# Start of Text passage

Finding Inspiration: The Rest of the Books

So, we’ve covered Stephen King. What else should you read?



H. P. Lovecraft. Don’t plan on doing much with Things From Beyond and Dark Secrets Man Was Not Meant To Know if you haven’t encountered Lovecraft. Most people know him indirectly – there are Cthulhu pastiches in every corner of fandom – but it’s really worth reading the original. Pulp horror at its finest – one of the grandfathers of the genre, the Tolkien of horror. His Cthulhu stories are his most well known, but there’s a Lovecraft story in pretty much every big hardcover horror anthology (you’ll find them remaindered in the mall, often enough). I’ve picked up lots of his books at used bookstores, too.

Naturally, if you’re interested in a Lovecraft game, your best bet is Chaosium’s Call of Cthulhu, which has supplements for the modern-day, Lovecraft’s own 1920s, and the Victorian era.

# End of Text passage

- _Directive A_: In the passage on horror reading, which Chaosium game is named as the best bet for a Lovecraft game?
- _Directive B_: Render lines from the records as a JSON list of strings, one string per line with blank lines omitted. Begin at the line that contains "459, 83, 467]" and stop after the line that contains "59, 49, 65]".

# Start of Source records

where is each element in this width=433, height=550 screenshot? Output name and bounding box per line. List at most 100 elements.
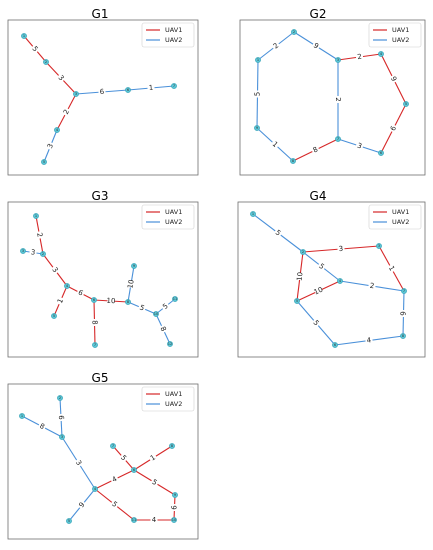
edge-weight-label: 3	[74, 459, 83, 467]
edge-weight-bg	[253, 90, 262, 98]
graph-node-label: 2	[302, 250, 304, 254]
graph-node	[291, 29, 297, 35]
graph-g4-title: G4	[309, 189, 327, 203]
graph-panel-g5: 8 6 3 9 4 5 1 5 6 4 5 1 2 3 4 5 6 7 8 9 10 11 UAV1 UAV2	[7, 383, 199, 540]
graph-node	[131, 467, 137, 473]
edge-weight-bg	[365, 336, 373, 345]
graph-node-label: 10	[154, 312, 158, 316]
edge-weight-bg	[388, 74, 399, 84]
edge-weight-bg	[107, 296, 115, 306]
edge-weight-label: 10	[126, 279, 135, 289]
graph-g1-title: G1	[91, 7, 109, 21]
graph-node	[43, 59, 49, 65]
edge-weight-bg	[147, 452, 159, 464]
edge-weight-bg	[367, 281, 377, 291]
legend-label-uav1: UAV1	[165, 26, 182, 34]
graph-node	[54, 127, 60, 133]
edge-weight-bg	[126, 279, 136, 289]
graph-node-label: 4	[380, 52, 383, 56]
graph-node	[92, 342, 98, 348]
edge-weight-bg	[310, 317, 322, 329]
edge-weight-bg	[76, 499, 88, 511]
graph-panel-g4: 5 3 1 9 4 5 10 10 5 2 1 2 3 4 5 6 7 8 UAV1 UAV2	[237, 201, 426, 358]
edge-weight-label: 8	[38, 422, 46, 431]
graph-panel-g2: 2 9 2 9 6 3 8 1 5 2 1 2 3 4 5 6 7 8 9 UAV1 UAV2	[239, 19, 426, 176]
graph-node-label: 7	[173, 84, 175, 88]
edge-weight-label: 8	[312, 145, 320, 154]
edge-weight-label: 6	[77, 288, 85, 297]
edge-weight-bg	[388, 123, 399, 134]
edge-weight-label: 2	[357, 53, 363, 62]
graph-node	[153, 311, 159, 317]
graph-node-label: 4	[94, 487, 97, 491]
edge-weight-label: 8	[158, 325, 167, 332]
graph-frame	[7, 383, 199, 540]
graph-node	[335, 57, 341, 63]
edge-weight-label: 10	[106, 297, 115, 306]
edge-weight-label: 3	[338, 245, 343, 253]
edge-weight-bg	[354, 141, 365, 151]
edge-weight-bg	[355, 52, 364, 62]
legend-label-uav2: UAV2	[165, 36, 182, 44]
edge-weight-bg	[109, 499, 120, 510]
edge-weight-bg	[73, 457, 84, 469]
edge-weight-label: 6	[57, 415, 65, 420]
edge-weight-bg	[90, 318, 99, 327]
graph-node	[91, 297, 97, 303]
edge-weight-bg	[310, 40, 322, 52]
legend-box	[368, 22, 422, 48]
legend-label-uav1: UAV1	[392, 26, 409, 34]
graph-g2-title: G2	[309, 7, 327, 21]
edge-weight-label: 1	[149, 453, 157, 462]
edge-weight-bg	[295, 272, 305, 281]
legend-box	[141, 386, 195, 412]
graph-node-label: 1	[35, 214, 37, 218]
edge-weight-label: 3	[356, 142, 363, 151]
graph-node-label: 6	[127, 88, 129, 92]
graph-node	[172, 492, 178, 498]
graph-node-label: 2	[293, 30, 295, 34]
graph-node-label: 6	[334, 343, 336, 347]
graph-node-label: 6	[380, 151, 382, 155]
edge-weight-label: 3	[57, 74, 66, 83]
graph-node	[57, 395, 63, 401]
edge-weight-bg	[386, 263, 397, 274]
graph-node-label: 1	[257, 58, 259, 62]
graph-node	[51, 313, 57, 319]
graph-node-label: 5	[405, 102, 407, 106]
graph-node	[255, 57, 261, 63]
graph-node-label: 9	[133, 264, 135, 268]
graph-node-label: 8	[127, 300, 129, 304]
edge-weight-label: 5	[138, 303, 145, 312]
edge-weight-label: 10	[313, 285, 324, 296]
edge-weight-label: 9	[389, 75, 398, 83]
graph-g5-title: G5	[91, 371, 109, 385]
legend-label-uav1: UAV1	[392, 208, 409, 216]
graph-node	[19, 413, 25, 419]
graph-node-label: 7	[112, 444, 114, 448]
edge-weight-bg	[109, 474, 120, 485]
edge-weight-label: 6	[170, 505, 178, 510]
graph-node	[64, 283, 70, 289]
graph-node-label: 3	[22, 249, 24, 253]
graph-node	[250, 211, 256, 217]
edge-weight-bg	[272, 227, 284, 239]
edge-weight-bg	[34, 230, 45, 240]
edge-weight-label: 1	[148, 84, 153, 92]
graph-node	[378, 150, 384, 156]
graph-node	[376, 243, 382, 249]
edge-weight-bg	[399, 309, 408, 318]
legend-label-uav2: UAV2	[392, 218, 409, 226]
graph-node-label: 2	[59, 396, 61, 400]
graph-node-label: 11	[132, 518, 136, 522]
edge-weight-label: 5	[119, 454, 128, 463]
edge-weight-label: 4	[366, 336, 372, 345]
graph-node-label: 1	[252, 212, 254, 216]
graph-node-label: 1	[21, 414, 23, 418]
edge-weight-label: 9	[399, 311, 407, 316]
edge-weight-label: 10	[295, 272, 304, 282]
edge-weight-bg	[55, 296, 66, 306]
graph-node-label: 7	[403, 289, 405, 293]
edge-weight-label: 5	[274, 228, 282, 237]
edge-weight-label: 5	[253, 92, 261, 97]
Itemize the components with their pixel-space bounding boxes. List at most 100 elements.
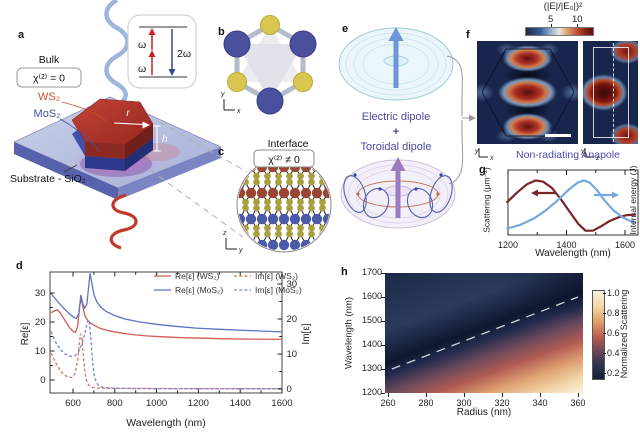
svg-text:Re[ε] (WS₂): Re[ε] (WS₂) [175, 271, 220, 281]
svg-text:1600: 1600 [615, 240, 635, 250]
colorbar-tickmark [577, 24, 578, 27]
h-ytick-mark [381, 297, 385, 298]
h-xtick-mark [540, 393, 541, 397]
hexagon-outline [481, 48, 575, 137]
svg-text:Im[ε] (MoS₂): Im[ε] (MoS₂) [255, 285, 302, 295]
d-ylabel-right: Im[ε] [301, 323, 312, 344]
svg-text:20: 20 [35, 317, 46, 328]
svg-text:1200: 1200 [498, 240, 518, 250]
zy-axes-icon: z y [222, 230, 243, 254]
svg-text:x: x [236, 108, 241, 115]
h-ytick-mark [381, 345, 385, 346]
h-xtick-label: 280 [418, 398, 434, 408]
panel-d-label: d [16, 260, 23, 272]
chi-bulk-box [16, 67, 82, 88]
ws2-label: WS₂ [38, 91, 60, 103]
anapole-dashed-line [391, 296, 579, 370]
h-ytick-label: 1600 [361, 291, 382, 301]
h-xtick-label: 300 [456, 398, 472, 408]
yz-axes-icon: y z [580, 148, 600, 162]
g-ylabel-right: Internal energy (J) [628, 165, 638, 235]
svg-text:z: z [222, 230, 227, 237]
svg-text:x: x [489, 155, 494, 162]
h-ytick-label: 1700 [361, 267, 382, 277]
svg-text:h: h [162, 134, 168, 145]
metal-atoms [223, 30, 317, 115]
panel-d-permittivity-plot: 600 800 1000 1200 1400 1600 0 10 20 30 0 10 20 30 Re[ε… [20, 271, 312, 429]
svg-text:z: z [595, 155, 600, 162]
h-xtick-mark [502, 393, 503, 397]
scale-bar [545, 133, 571, 137]
svg-text:2ω: 2ω [177, 48, 191, 60]
radius-annotation: r [113, 108, 150, 129]
mos2-label: MoS₂ [34, 108, 61, 120]
h-ytick-label: 1400 [361, 339, 382, 349]
h-xtick-mark [578, 393, 579, 397]
yx-axes-icon: y x [474, 148, 494, 162]
poloidal-loop [406, 187, 434, 219]
poloidal-loop [362, 187, 390, 219]
svg-text:0: 0 [287, 384, 292, 395]
svg-text:Im[ε] (WS₂): Im[ε] (WS₂) [255, 271, 298, 281]
h-xtick-mark [426, 393, 427, 397]
plus-sign: + [393, 126, 399, 138]
field-map-top-view [477, 41, 578, 144]
h-xtick-mark [388, 393, 389, 397]
panel-a-schematic: a r h [10, 0, 222, 250]
d-xlabel: Wavelength (nm) [126, 417, 206, 429]
field-colorbar [525, 27, 594, 36]
electric-dipole-torus [338, 27, 454, 101]
svg-text:10: 10 [35, 346, 46, 357]
svg-text:Substrate - SiO₂: Substrate - SiO₂ [10, 173, 86, 185]
electric-dipole-label: Electric dipole [362, 111, 430, 123]
poloidal-loop [343, 175, 367, 213]
h-colorbar-tick-label: 0.8 [607, 308, 620, 318]
interface-label: Interface [268, 138, 309, 150]
g-ylabel-left: Scattering (μm⁻²) [481, 167, 492, 233]
h-xtick-mark [464, 393, 465, 397]
svg-text:30: 30 [287, 279, 298, 290]
field-colorbar-title: (|E|/|E₀|)² [543, 1, 583, 12]
panel-g-label: g [479, 164, 486, 176]
svg-text:Re[ε] (MoS₂): Re[ε] (MoS₂) [175, 285, 223, 295]
heatmap-colorbar [592, 290, 605, 380]
cut-line-dashed [612, 43, 614, 142]
h-ytick-mark [381, 321, 385, 322]
h-ylabel: Wavelength (nm) [343, 297, 355, 369]
h-xtick-label: 260 [380, 398, 396, 408]
h-ytick-label: 1500 [361, 315, 382, 325]
panel-a-label: a [18, 29, 25, 41]
chi-bulk-label: χ⁽²⁾ = 0 [33, 73, 65, 85]
sulfur-atoms [227, 15, 313, 92]
svg-text:1000: 1000 [146, 398, 167, 409]
panel-c-label: c [218, 146, 224, 158]
h-ytick-label: 1300 [361, 363, 382, 373]
h-colorbar-tick-mark [603, 333, 606, 334]
h-colorbar-tick-label: 0.4 [607, 348, 620, 358]
h-ytick-mark [381, 369, 385, 370]
h-colorbar-label: Normalized Scattering [619, 289, 629, 379]
incident-beam-wave-icon [104, 0, 130, 104]
h-colorbar-tick-mark [603, 353, 606, 354]
svg-text:10: 10 [287, 349, 298, 360]
panel-e-multipoles: e Electric dipole + Toroidal dipole [338, 23, 456, 229]
svg-text:1400: 1400 [556, 240, 576, 250]
h-colorbar-tick-mark [603, 373, 606, 374]
energy-level-inset: ω ω 2ω [127, 14, 197, 89]
h-ytick-mark [381, 273, 385, 274]
chi-interface-label: χ⁽²⁾ ≠ 0 [268, 154, 300, 166]
g-xlabel: Wavelength (nm) [535, 248, 611, 259]
h-xlabel: Radius (nm) [456, 407, 512, 418]
svg-text:y: y [220, 91, 225, 98]
svg-text:1200: 1200 [188, 398, 209, 409]
h-colorbar-tick-mark [603, 313, 606, 314]
h-colorbar-tick-mark [603, 293, 606, 294]
bracket-arrowhead-icon [469, 114, 476, 122]
svg-text:0: 0 [40, 375, 45, 386]
svg-text:800: 800 [107, 398, 123, 409]
h-ytick-label: 1200 [361, 387, 382, 397]
svg-text:600: 600 [65, 398, 81, 409]
h-xtick-label: 360 [570, 398, 586, 408]
svg-text:r: r [126, 108, 130, 119]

# End of Source records

- _Exercise result A_: Call of Cthulhu

- _Exercise result B_:
[
  "edge-weight-label: 3\t[74, 459, 83, 467]",
  "edge-weight-bg\t[253, 90, 262, 98]",
  "graph-node-label: 2\t[302, 250, 304, 254]",
  "graph-node\t[291, 29, 297, 35]",
  "graph-g4-title: G4\t[309, 189, 327, 203]",
  "graph-panel-g5: 8 6 3 9 4 5 1 5 6 4 5 1 2 3 4 5 6 7 8 9 10 11 UAV1 UAV2\t[7, 383, 199, 540]",
  "graph-node\t[131, 467, 137, 473]",
  "edge-weight-bg\t[365, 336, 373, 345]",
  "graph-node-label: 10\t[154, 312, 158, 316]",
  "edge-weight-bg\t[388, 74, 399, 84]",
  "edge-weight-bg\t[107, 296, 115, 306]",
  "edge-weight-label: 10\t[126, 279, 135, 289]",
  "graph-g1-title: G1\t[91, 7, 109, 21]",
  "graph-node\t[43, 59, 49, 65]"
]